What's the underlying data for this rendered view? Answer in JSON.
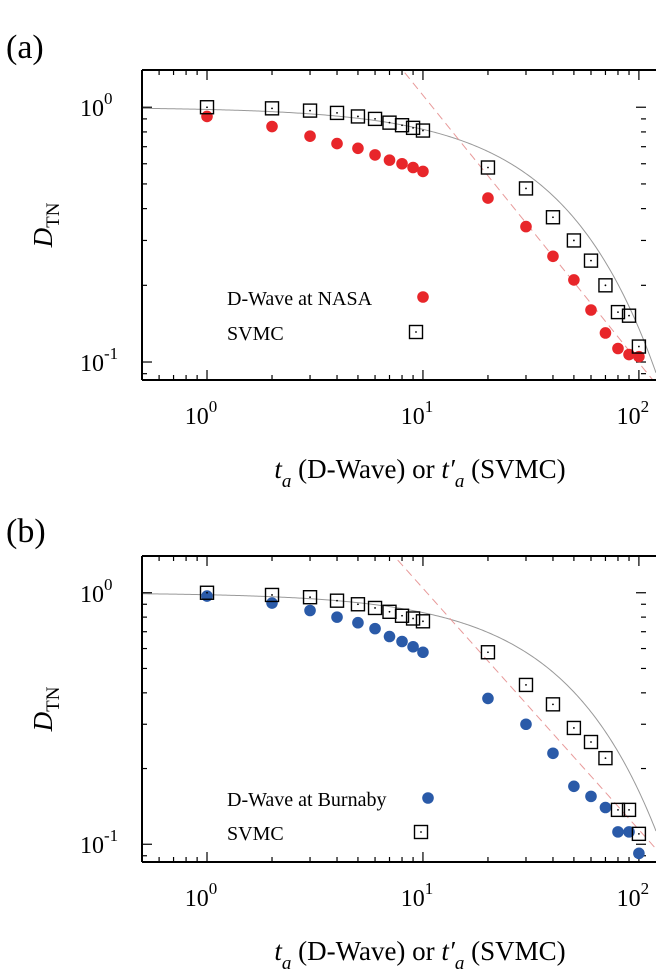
{
  "chart_data": [
    {
      "panel_label": "(a)",
      "type": "scatter",
      "scale": {
        "x": "log",
        "y": "log"
      },
      "xlim": [
        0.5,
        120
      ],
      "ylim": [
        0.085,
        1.4
      ],
      "x_ticks": [
        {
          "value": 1,
          "base": "10",
          "exp": "0"
        },
        {
          "value": 10,
          "base": "10",
          "exp": "1"
        },
        {
          "value": 100,
          "base": "10",
          "exp": "2"
        }
      ],
      "y_ticks": [
        {
          "value": 1,
          "base": "10",
          "exp": "0"
        },
        {
          "value": 0.1,
          "base": "10",
          "exp": "-1"
        }
      ],
      "xlabel": {
        "t": "t",
        "sub": "a",
        "mid": " (D-Wave) or ",
        "t2": "t′",
        "sub2": "a",
        "end": " (SVMC)"
      },
      "ylabel": {
        "main": "D",
        "sub": "TN"
      },
      "grid": false,
      "legend_position": "center-left",
      "series": [
        {
          "name": "D-Wave at NASA",
          "marker": "filled-circle",
          "color": "#e8262a",
          "x": [
            1,
            2,
            3,
            4,
            5,
            6,
            7,
            8,
            9,
            10,
            20,
            30,
            40,
            50,
            60,
            70,
            80,
            90,
            100
          ],
          "y": [
            0.92,
            0.84,
            0.77,
            0.72,
            0.69,
            0.65,
            0.62,
            0.6,
            0.58,
            0.56,
            0.44,
            0.34,
            0.26,
            0.21,
            0.16,
            0.13,
            0.113,
            0.107,
            0.105
          ]
        },
        {
          "name": "SVMC",
          "marker": "open-square",
          "color": "#000000",
          "x": [
            1,
            2,
            3,
            4,
            5,
            6,
            7,
            8,
            9,
            10,
            20,
            30,
            40,
            50,
            60,
            70,
            80,
            90,
            100
          ],
          "y": [
            1.0,
            0.99,
            0.97,
            0.95,
            0.92,
            0.9,
            0.87,
            0.85,
            0.83,
            0.81,
            0.58,
            0.48,
            0.37,
            0.3,
            0.25,
            0.2,
            0.157,
            0.152,
            0.115
          ]
        }
      ],
      "fit_lines": [
        {
          "style": "solid",
          "color": "#999999",
          "form": "exp",
          "tau": 50
        },
        {
          "style": "dashed",
          "color": "#e89a9a",
          "form": "power",
          "A": 12.5,
          "k": 1.05
        }
      ]
    },
    {
      "panel_label": "(b)",
      "type": "scatter",
      "scale": {
        "x": "log",
        "y": "log"
      },
      "xlim": [
        0.5,
        120
      ],
      "ylim": [
        0.085,
        1.4
      ],
      "x_ticks": [
        {
          "value": 1,
          "base": "10",
          "exp": "0"
        },
        {
          "value": 10,
          "base": "10",
          "exp": "1"
        },
        {
          "value": 100,
          "base": "10",
          "exp": "2"
        }
      ],
      "y_ticks": [
        {
          "value": 1,
          "base": "10",
          "exp": "0"
        },
        {
          "value": 0.1,
          "base": "10",
          "exp": "-1"
        }
      ],
      "xlabel": {
        "t": "t",
        "sub": "a",
        "mid": " (D-Wave) or ",
        "t2": "t′",
        "sub2": "a",
        "end": " (SVMC)"
      },
      "ylabel": {
        "main": "D",
        "sub": "TN"
      },
      "grid": false,
      "legend_position": "bottom-left",
      "series": [
        {
          "name": "D-Wave at Burnaby",
          "marker": "filled-circle",
          "color": "#2a5aa8",
          "x": [
            1,
            2,
            3,
            4,
            5,
            6,
            7,
            8,
            9,
            10,
            20,
            30,
            40,
            50,
            60,
            70,
            80,
            90,
            100
          ],
          "y": [
            0.97,
            0.91,
            0.85,
            0.8,
            0.76,
            0.72,
            0.67,
            0.64,
            0.61,
            0.58,
            0.38,
            0.3,
            0.23,
            0.17,
            0.155,
            0.14,
            0.112,
            0.112,
            0.092
          ]
        },
        {
          "name": "SVMC",
          "marker": "open-square",
          "color": "#000000",
          "x": [
            1,
            2,
            3,
            4,
            5,
            6,
            7,
            8,
            9,
            10,
            20,
            30,
            40,
            50,
            60,
            70,
            80,
            90,
            100
          ],
          "y": [
            1.0,
            0.98,
            0.96,
            0.93,
            0.9,
            0.87,
            0.84,
            0.81,
            0.79,
            0.77,
            0.58,
            0.43,
            0.36,
            0.29,
            0.255,
            0.22,
            0.137,
            0.137,
            0.11
          ]
        }
      ],
      "fit_lines": [
        {
          "style": "solid",
          "color": "#999999",
          "form": "exp",
          "tau": 55
        },
        {
          "style": "dashed",
          "color": "#e89a9a",
          "form": "power",
          "A": 9.5,
          "k": 0.96
        }
      ]
    }
  ]
}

---

### WORK TO DO
All of the material above needs to be restated exactly, with no pictures.

### WRITTEN ANSWER
What's the underlying data for this rendered view? Answer in JSON.
{
  "chart_data": [
    {
      "panel_label": "(a)",
      "type": "scatter",
      "scale": {
        "x": "log",
        "y": "log"
      },
      "xlim": [
        0.5,
        120
      ],
      "ylim": [
        0.085,
        1.4
      ],
      "x_ticks": [
        {
          "value": 1,
          "base": "10",
          "exp": "0"
        },
        {
          "value": 10,
          "base": "10",
          "exp": "1"
        },
        {
          "value": 100,
          "base": "10",
          "exp": "2"
        }
      ],
      "y_ticks": [
        {
          "value": 1,
          "base": "10",
          "exp": "0"
        },
        {
          "value": 0.1,
          "base": "10",
          "exp": "-1"
        }
      ],
      "xlabel": {
        "t": "t",
        "sub": "a",
        "mid": " (D-Wave) or ",
        "t2": "t′",
        "sub2": "a",
        "end": " (SVMC)"
      },
      "ylabel": {
        "main": "D",
        "sub": "TN"
      },
      "grid": false,
      "legend_position": "center-left",
      "series": [
        {
          "name": "D-Wave at NASA",
          "marker": "filled-circle",
          "color": "#e8262a",
          "x": [
            1,
            2,
            3,
            4,
            5,
            6,
            7,
            8,
            9,
            10,
            20,
            30,
            40,
            50,
            60,
            70,
            80,
            90,
            100
          ],
          "y": [
            0.92,
            0.84,
            0.77,
            0.72,
            0.69,
            0.65,
            0.62,
            0.6,
            0.58,
            0.56,
            0.44,
            0.34,
            0.26,
            0.21,
            0.16,
            0.13,
            0.113,
            0.107,
            0.105
          ]
        },
        {
          "name": "SVMC",
          "marker": "open-square",
          "color": "#000000",
          "x": [
            1,
            2,
            3,
            4,
            5,
            6,
            7,
            8,
            9,
            10,
            20,
            30,
            40,
            50,
            60,
            70,
            80,
            90,
            100
          ],
          "y": [
            1.0,
            0.99,
            0.97,
            0.95,
            0.92,
            0.9,
            0.87,
            0.85,
            0.83,
            0.81,
            0.58,
            0.48,
            0.37,
            0.3,
            0.25,
            0.2,
            0.157,
            0.152,
            0.115
          ]
        }
      ],
      "fit_lines": [
        {
          "style": "solid",
          "color": "#999999",
          "form": "exp",
          "tau": 50
        },
        {
          "style": "dashed",
          "color": "#e89a9a",
          "form": "power",
          "A": 12.5,
          "k": 1.05
        }
      ]
    },
    {
      "panel_label": "(b)",
      "type": "scatter",
      "scale": {
        "x": "log",
        "y": "log"
      },
      "xlim": [
        0.5,
        120
      ],
      "ylim": [
        0.085,
        1.4
      ],
      "x_ticks": [
        {
          "value": 1,
          "base": "10",
          "exp": "0"
        },
        {
          "value": 10,
          "base": "10",
          "exp": "1"
        },
        {
          "value": 100,
          "base": "10",
          "exp": "2"
        }
      ],
      "y_ticks": [
        {
          "value": 1,
          "base": "10",
          "exp": "0"
        },
        {
          "value": 0.1,
          "base": "10",
          "exp": "-1"
        }
      ],
      "xlabel": {
        "t": "t",
        "sub": "a",
        "mid": " (D-Wave) or ",
        "t2": "t′",
        "sub2": "a",
        "end": " (SVMC)"
      },
      "ylabel": {
        "main": "D",
        "sub": "TN"
      },
      "grid": false,
      "legend_position": "bottom-left",
      "series": [
        {
          "name": "D-Wave at Burnaby",
          "marker": "filled-circle",
          "color": "#2a5aa8",
          "x": [
            1,
            2,
            3,
            4,
            5,
            6,
            7,
            8,
            9,
            10,
            20,
            30,
            40,
            50,
            60,
            70,
            80,
            90,
            100
          ],
          "y": [
            0.97,
            0.91,
            0.85,
            0.8,
            0.76,
            0.72,
            0.67,
            0.64,
            0.61,
            0.58,
            0.38,
            0.3,
            0.23,
            0.17,
            0.155,
            0.14,
            0.112,
            0.112,
            0.092
          ]
        },
        {
          "name": "SVMC",
          "marker": "open-square",
          "color": "#000000",
          "x": [
            1,
            2,
            3,
            4,
            5,
            6,
            7,
            8,
            9,
            10,
            20,
            30,
            40,
            50,
            60,
            70,
            80,
            90,
            100
          ],
          "y": [
            1.0,
            0.98,
            0.96,
            0.93,
            0.9,
            0.87,
            0.84,
            0.81,
            0.79,
            0.77,
            0.58,
            0.43,
            0.36,
            0.29,
            0.255,
            0.22,
            0.137,
            0.137,
            0.11
          ]
        }
      ],
      "fit_lines": [
        {
          "style": "solid",
          "color": "#999999",
          "form": "exp",
          "tau": 55
        },
        {
          "style": "dashed",
          "color": "#e89a9a",
          "form": "power",
          "A": 9.5,
          "k": 0.96
        }
      ]
    }
  ]
}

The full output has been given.